--- Lesetext ---
Gastbeitrag: Mach mal den Menasse
Neues vom Jahrmarkt der Lügen und Eitelkeiten
Nun ging das alte Jahr mit den Spiegelsachen zu Ende. Natürlich war das alles nur ein Einzelfall. Ein gewisser Klaas Relotius hatte ein wenig übertrieben, die Dinge, wie man so sagt, im Nachrichtenmagazin ein wenig zugespitzt. Nur böse Zungen können behaupten, er habe Dutzende von Geschichten frei erfunden oder gefälscht und sei von seinem Blatt, dem Spiegel, durch ungezählte weitere sog. Qualitätsjournalisten unterstützt worden, die sich rege bemühten hatten, dem Wort der Lügenpresse mehr Substanz (neudeutsch: Bäckgraund) zu verleihen. Immerhin hat der Volksmund bereits zugeschlagen. Ihm entschlüpfte reloutieren für das Erfinden und Fälschen von Pressestorys. Noch wehrt sich
mein Word-Rechtschreibprogramm gegen die Neuerung.

--- Aufgabe 1 ---
Schreiben Sie aus dem Gastbeitrag den Abschnitt ab, der bei „Gastbeitrag: Mach mal“ beginnt und bei „gegen die Neuerung.“ endet.

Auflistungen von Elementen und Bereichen

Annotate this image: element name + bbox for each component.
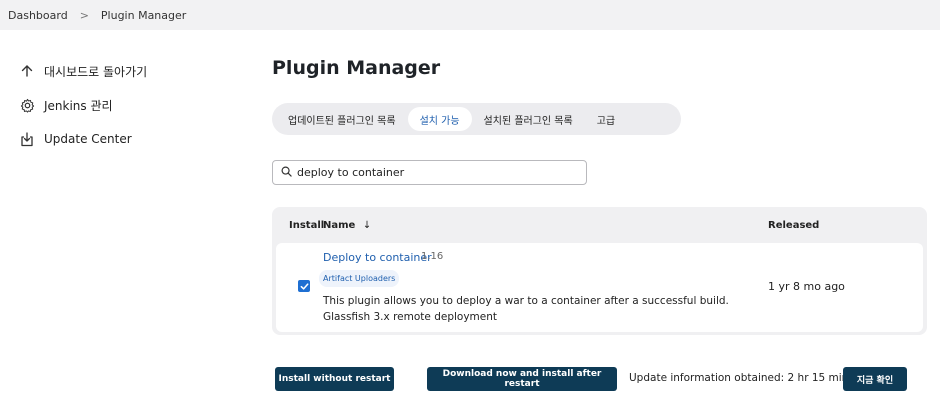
released-time: 1 yr 8 mo ago: [768, 280, 845, 293]
plugin-version: 1.16: [421, 251, 444, 262]
download-box-icon: [18, 130, 36, 148]
description-line: This plugin allows you to deploy a war t…: [323, 295, 729, 307]
sidebar: 대시보드로 돌아가기 Jenkins 관리 Update Center: [18, 54, 218, 156]
tab-available[interactable]: 설치 가능: [407, 107, 472, 131]
breadcrumb-dashboard[interactable]: Dashboard: [8, 9, 68, 22]
column-header-name-label: Name: [323, 220, 356, 231]
column-header-install[interactable]: Install: [289, 220, 324, 231]
sidebar-item-label: Update Center: [44, 132, 132, 146]
tab-advanced[interactable]: 고급: [585, 107, 627, 131]
arrow-up-icon: [18, 62, 36, 80]
category-tag[interactable]: Artifact Uploaders: [319, 270, 400, 287]
plugin-name-link[interactable]: Deploy to container: [323, 251, 432, 264]
table-row: Deploy to container 1.16 Artifact Upload…: [276, 243, 923, 332]
sidebar-item-update-center[interactable]: Update Center: [18, 122, 218, 156]
tab-bar: 업데이트된 플러그인 목록 설치 가능 설치된 플러그인 목록 고급: [272, 103, 681, 135]
breadcrumb-plugin-manager[interactable]: Plugin Manager: [101, 9, 186, 22]
plugin-table: Install Name ↓ Released Deploy to contai…: [272, 207, 927, 335]
page-title: Plugin Manager: [272, 57, 441, 79]
column-header-released[interactable]: Released: [768, 220, 819, 231]
column-header-name[interactable]: Name ↓: [323, 220, 371, 231]
tab-installed[interactable]: 설치된 플러그인 목록: [472, 107, 585, 131]
gear-icon: [18, 96, 36, 114]
sort-arrow-icon: ↓: [362, 220, 372, 231]
install-checkbox[interactable]: [298, 280, 310, 292]
breadcrumb: Dashboard > Plugin Manager: [0, 0, 940, 30]
search-input[interactable]: [297, 166, 567, 179]
check-now-button[interactable]: 지금 확인: [843, 367, 907, 391]
sidebar-item-label: Jenkins 관리: [44, 98, 113, 113]
sidebar-item-manage-jenkins[interactable]: Jenkins 관리: [18, 88, 218, 122]
plugin-description: This plugin allows you to deploy a war t…: [323, 293, 743, 325]
search-icon: [281, 166, 292, 180]
table-header: Install Name ↓ Released: [272, 207, 927, 243]
checkmark-icon: [300, 282, 309, 290]
search-box: [272, 160, 587, 185]
tab-updates[interactable]: 업데이트된 플러그인 목록: [276, 107, 408, 131]
sidebar-item-label: 대시보드로 돌아가기: [44, 64, 148, 79]
breadcrumb-separator: >: [79, 8, 89, 22]
sidebar-item-back-to-dashboard[interactable]: 대시보드로 돌아가기: [18, 54, 218, 88]
download-and-install-after-restart-button[interactable]: Download now and install after restart: [427, 367, 617, 391]
description-line: Glassfish 3.x remote deployment: [323, 311, 497, 323]
update-info-text: Update information obtained: 2 hr 15 min…: [629, 372, 872, 384]
install-without-restart-button[interactable]: Install without restart: [275, 367, 394, 391]
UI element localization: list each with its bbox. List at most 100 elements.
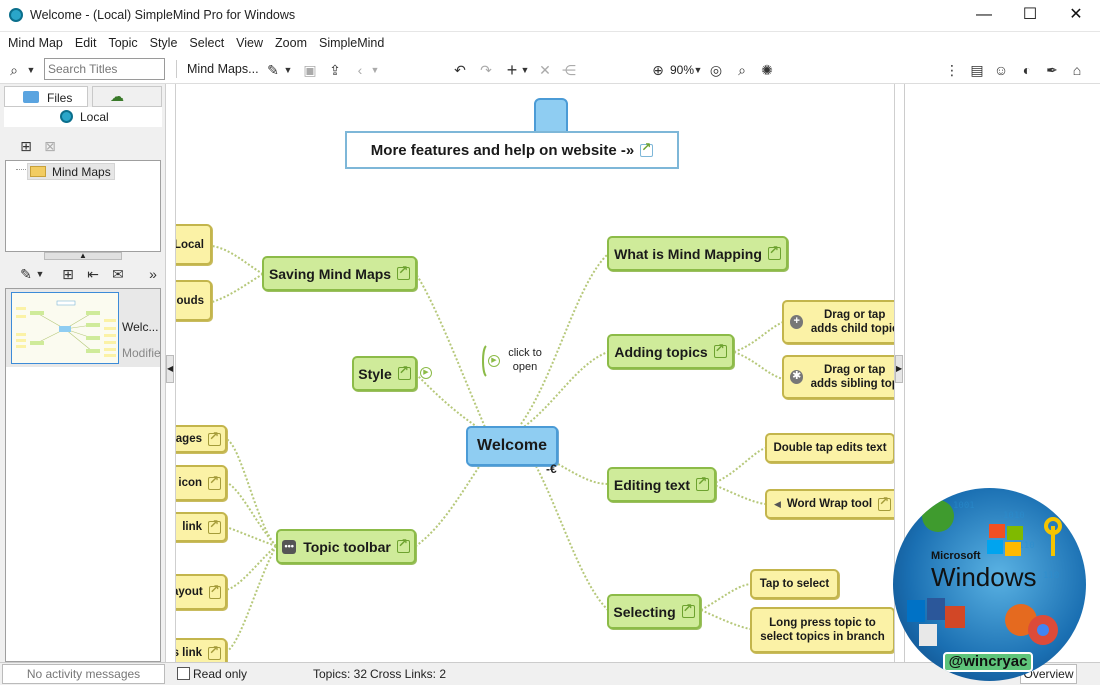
edit-dropdown-icon[interactable]: ▼ xyxy=(282,60,294,80)
subtopic-long-press[interactable]: Long press topic to select topics in bra… xyxy=(750,607,894,653)
topic-what-is-mind-mapping[interactable]: What is Mind Mapping xyxy=(607,236,788,271)
subtopic-local[interactable]: Local xyxy=(176,224,212,265)
add-dropdown-icon[interactable]: ▼ xyxy=(519,60,531,80)
edit-icon[interactable]: ✎ xyxy=(263,60,283,80)
search-icon[interactable]: ⌕ xyxy=(4,60,24,80)
link-central-saving xyxy=(415,273,489,435)
maximize-button[interactable]: ☐ xyxy=(1007,0,1053,32)
external-link-icon[interactable] xyxy=(208,582,221,599)
external-link-icon[interactable] xyxy=(696,474,710,491)
external-link-icon[interactable] xyxy=(208,473,221,490)
close-button[interactable]: ✕ xyxy=(1053,0,1099,32)
subtopic-word-wrap[interactable]: ◀ Word Wrap tool xyxy=(765,489,894,519)
search-input[interactable]: Search Titles xyxy=(44,58,165,80)
delete-icon[interactable]: ✕ xyxy=(535,60,555,80)
mindmap-canvas[interactable]: More features and help on website -» Wel… xyxy=(175,84,895,662)
search-dropdown-icon[interactable]: ▼ xyxy=(24,60,38,80)
external-link-icon[interactable] xyxy=(397,363,411,380)
topic-adding-topics[interactable]: Adding topics xyxy=(607,334,734,369)
menu-topic[interactable]: Topic xyxy=(100,32,141,50)
menu-view[interactable]: View xyxy=(228,32,267,50)
menu-select[interactable]: Select xyxy=(181,32,228,50)
read-only-checkbox[interactable] xyxy=(177,667,190,680)
collapse-left-handle[interactable]: ◀ xyxy=(166,355,174,383)
subtopic-icon[interactable]: l icon xyxy=(176,465,227,501)
menu-zoom[interactable]: Zoom xyxy=(267,32,311,50)
menu-simplemind[interactable]: SimpleMind xyxy=(311,32,388,50)
topic-editing-text[interactable]: Editing text xyxy=(607,467,716,502)
tree-item-mind-maps[interactable]: Mind Maps xyxy=(27,163,115,180)
add-folder-icon[interactable]: ⊞ xyxy=(58,264,78,284)
open-circle-icon[interactable]: ▶ xyxy=(488,355,500,367)
topic-label: Adding topics xyxy=(614,343,708,360)
new-folder-icon[interactable]: ⊞ xyxy=(16,136,36,156)
style-brush-icon[interactable]: ✒ xyxy=(1042,60,1062,80)
back-icon[interactable]: ‹ xyxy=(350,60,370,80)
target-icon[interactable]: ◎ xyxy=(706,60,726,80)
redo-icon[interactable]: ↷ xyxy=(476,60,496,80)
local-item[interactable]: Local xyxy=(4,107,162,127)
undo-icon[interactable]: ↶ xyxy=(450,60,470,80)
outline-icon[interactable]: ⋮ xyxy=(942,60,962,80)
subtopic-link[interactable]: link xyxy=(176,512,227,542)
subtopic-s-link[interactable]: s link xyxy=(176,638,227,662)
tab-files[interactable]: Files xyxy=(4,86,88,107)
topic-selecting[interactable]: Selecting xyxy=(607,594,701,629)
palette-icon[interactable]: ◐ xyxy=(1017,60,1037,80)
idea-icon[interactable]: ✺ xyxy=(757,60,777,80)
new-mindmap-dropdown-icon[interactable]: ▼ xyxy=(34,264,46,284)
subtopic-drag-child[interactable]: + Drag or tap adds child topic xyxy=(782,300,895,344)
relation-icon[interactable]: ⋲ xyxy=(559,60,579,80)
external-link-icon[interactable] xyxy=(767,243,781,260)
subtopic-tap-select[interactable]: Tap to select xyxy=(750,569,839,599)
new-mindmap-icon[interactable]: ✎ xyxy=(16,264,36,284)
save-icon[interactable]: ▣ xyxy=(300,60,320,80)
external-link-icon[interactable] xyxy=(208,517,221,534)
menu-edit[interactable]: Edit xyxy=(67,32,101,50)
import-icon[interactable]: ⇤ xyxy=(83,264,103,284)
splitter-handle[interactable]: ▲ xyxy=(44,252,122,260)
menu-mind-map[interactable]: Mind Map xyxy=(0,32,67,50)
topic-style[interactable]: Style xyxy=(352,356,417,391)
subtopic-drag-sibling[interactable]: ✱ Drag or tap adds sibling top xyxy=(782,355,895,399)
tab-cloud[interactable]: ☁ xyxy=(92,86,162,107)
subtopic-clouds[interactable]: louds xyxy=(176,280,212,321)
collapse-indicator[interactable]: -€ xyxy=(546,462,557,476)
external-link-icon[interactable] xyxy=(713,341,727,358)
mindmap-modified: Modifie xyxy=(122,346,161,360)
central-topic[interactable]: Welcome xyxy=(466,426,558,466)
find-icon[interactable]: ⌕ xyxy=(732,60,752,80)
topic-saving-mind-maps[interactable]: Saving Mind Maps xyxy=(262,256,417,291)
collapse-right-handle[interactable]: ▶ xyxy=(895,355,903,383)
zoom-dropdown-icon[interactable]: ▼ xyxy=(693,60,703,80)
mind-maps-button[interactable]: Mind Maps... xyxy=(187,62,259,76)
emoji-icon[interactable]: ☺ xyxy=(991,60,1011,80)
mail-icon[interactable]: ✉ xyxy=(108,264,128,284)
subtopic-pages[interactable]: ages xyxy=(176,425,227,453)
subtopic-label: Drag or tap adds child topic xyxy=(810,309,895,335)
menu-style[interactable]: Style xyxy=(142,32,182,50)
topic-toolbar[interactable]: ••• Topic toolbar xyxy=(276,529,416,564)
external-link-icon[interactable] xyxy=(208,643,221,660)
zoom-level[interactable]: 90% xyxy=(670,63,694,77)
zoom-in-icon[interactable]: ⊕ xyxy=(648,60,668,80)
external-link-icon[interactable] xyxy=(208,429,221,446)
external-link-icon[interactable] xyxy=(681,601,695,618)
notes-icon[interactable]: ▤ xyxy=(967,60,987,80)
back-dropdown-icon[interactable]: ▼ xyxy=(369,60,381,80)
subtopic-label: Drag or tap adds sibling top xyxy=(810,364,895,390)
external-link-icon[interactable] xyxy=(397,263,411,280)
play-icon[interactable]: ▶ xyxy=(420,367,432,379)
external-link-icon[interactable] xyxy=(396,536,410,553)
external-link-icon[interactable] xyxy=(878,494,892,511)
mindmap-list-item[interactable]: Welc... Modifie xyxy=(6,289,161,367)
presenter-icon[interactable]: ⌂ xyxy=(1067,60,1087,80)
subtopic-double-tap[interactable]: Double tap edits text xyxy=(765,433,894,463)
external-link-icon[interactable] xyxy=(640,140,654,157)
more-icon[interactable]: » xyxy=(143,264,163,284)
website-topic[interactable]: More features and help on website -» xyxy=(345,131,679,169)
remove-folder-icon[interactable]: ⊠ xyxy=(40,136,60,156)
subtopic-layout[interactable]: ayout xyxy=(176,574,227,610)
share-icon[interactable]: ⇪ xyxy=(325,60,345,80)
minimize-button[interactable]: — xyxy=(961,0,1007,32)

--- Aufgabe 2 ---
Geben Sie bitte aus den Datensätzen die Zeilen wörtlich wieder, beginnend mit der Zeile, die „released-time: 1 yr“ enthält, und endend mit der Zeile, die „plugin-table: Install Name“ enthält, beide eingeschlossen.

--- Richtige Ausgabe 1 ---
Gastbeitrag: Mach mal den Menasse
Neues vom Jahrmarkt der Lügen und Eitelkeiten
Nun ging das alte Jahr mit den Spiegelsachen zu Ende. Natürlich war das alles nur ein Einzelfall. Ein gewisser Klaas Relotius hatte ein wenig übertrieben, die Dinge, wie man so sagt, im Nachrichtenmagazin ein wenig zugespitzt. Nur böse Zungen können behaupten, er habe Dutzende von Geschichten frei erfunden oder gefälscht und sei von seinem Blatt, dem Spiegel, durch ungezählte weitere sog. Qualitätsjournalisten unterstützt worden, die sich rege bemühten hatten, dem Wort der Lügenpresse mehr Substanz (neudeutsch: Bäckgraund) zu verleihen. Immerhin hat der Volksmund bereits zugeschlagen. Ihm entschlüpfte reloutieren für das Erfinden und Fälschen von Pressestorys. Noch wehrt sich
mein Word-Rechtschreibprogramm gegen die Neuerung.

--- Richtige Ausgabe 2 ---
released-time: 1 yr 8 mo ago: [768, 280, 845, 293]
plugin-version: 1.16: [421, 251, 444, 262]
download-box-icon: [18, 130, 36, 148]
description-line: This plugin allows you to deploy a war t…: [323, 295, 729, 307]
sidebar: 대시보드로 돌아가기 Jenkins 관리 Update Center: [18, 54, 218, 156]
tab-available[interactable]: 설치 가능: [407, 107, 472, 131]
breadcrumb-dashboard[interactable]: Dashboard: [8, 9, 68, 22]
column-header-name-label: Name: [323, 220, 356, 231]
column-header-install[interactable]: Install: [289, 220, 324, 231]
sidebar-item-label: Update Center: [44, 132, 132, 146]
tab-advanced[interactable]: 고급: [585, 107, 627, 131]
arrow-up-icon: [18, 62, 36, 80]
category-tag[interactable]: Artifact Uploaders: [319, 270, 400, 287]
plugin-name-link[interactable]: Deploy to container: [323, 251, 432, 264]
table-row: Deploy to container 1.16 Artifact Upload…: [276, 243, 923, 332]
sidebar-item-update-center[interactable]: Update Center: [18, 122, 218, 156]
tab-bar: 업데이트된 플러그인 목록 설치 가능 설치된 플러그인 목록 고급: [272, 103, 681, 135]
breadcrumb-plugin-manager[interactable]: Plugin Manager: [101, 9, 186, 22]
plugin-table: Install Name ↓ Released Deploy to contai…: [272, 207, 927, 335]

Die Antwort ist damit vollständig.